[Start of Supplied material]
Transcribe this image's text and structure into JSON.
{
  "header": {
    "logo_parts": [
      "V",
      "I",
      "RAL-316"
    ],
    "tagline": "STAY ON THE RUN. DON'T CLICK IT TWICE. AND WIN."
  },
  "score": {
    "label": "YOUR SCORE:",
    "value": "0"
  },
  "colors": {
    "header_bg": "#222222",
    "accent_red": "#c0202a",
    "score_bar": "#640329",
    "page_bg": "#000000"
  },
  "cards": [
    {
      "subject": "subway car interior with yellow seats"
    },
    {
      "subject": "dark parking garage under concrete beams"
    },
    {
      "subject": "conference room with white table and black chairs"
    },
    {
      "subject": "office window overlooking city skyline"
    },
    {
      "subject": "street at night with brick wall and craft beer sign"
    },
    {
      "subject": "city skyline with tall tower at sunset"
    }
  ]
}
[End of Supplied material]
Nothing in the listing may be changed; retype it all exactly.

-- Answer to this exercise --
Transcribe this image's text and structure into JSON.
{
  "header": {
    "logo_parts": [
      "V",
      "I",
      "RAL-316"
    ],
    "tagline": "STAY ON THE RUN. DON'T CLICK IT TWICE. AND WIN."
  },
  "score": {
    "label": "YOUR SCORE:",
    "value": "0"
  },
  "colors": {
    "header_bg": "#222222",
    "accent_red": "#c0202a",
    "score_bar": "#640329",
    "page_bg": "#000000"
  },
  "cards": [
    {
      "subject": "subway car interior with yellow seats"
    },
    {
      "subject": "dark parking garage under concrete beams"
    },
    {
      "subject": "conference room with white table and black chairs"
    },
    {
      "subject": "office window overlooking city skyline"
    },
    {
      "subject": "street at night with brick wall and craft beer sign"
    },
    {
      "subject": "city skyline with tall tower at sunset"
    }
  ]
}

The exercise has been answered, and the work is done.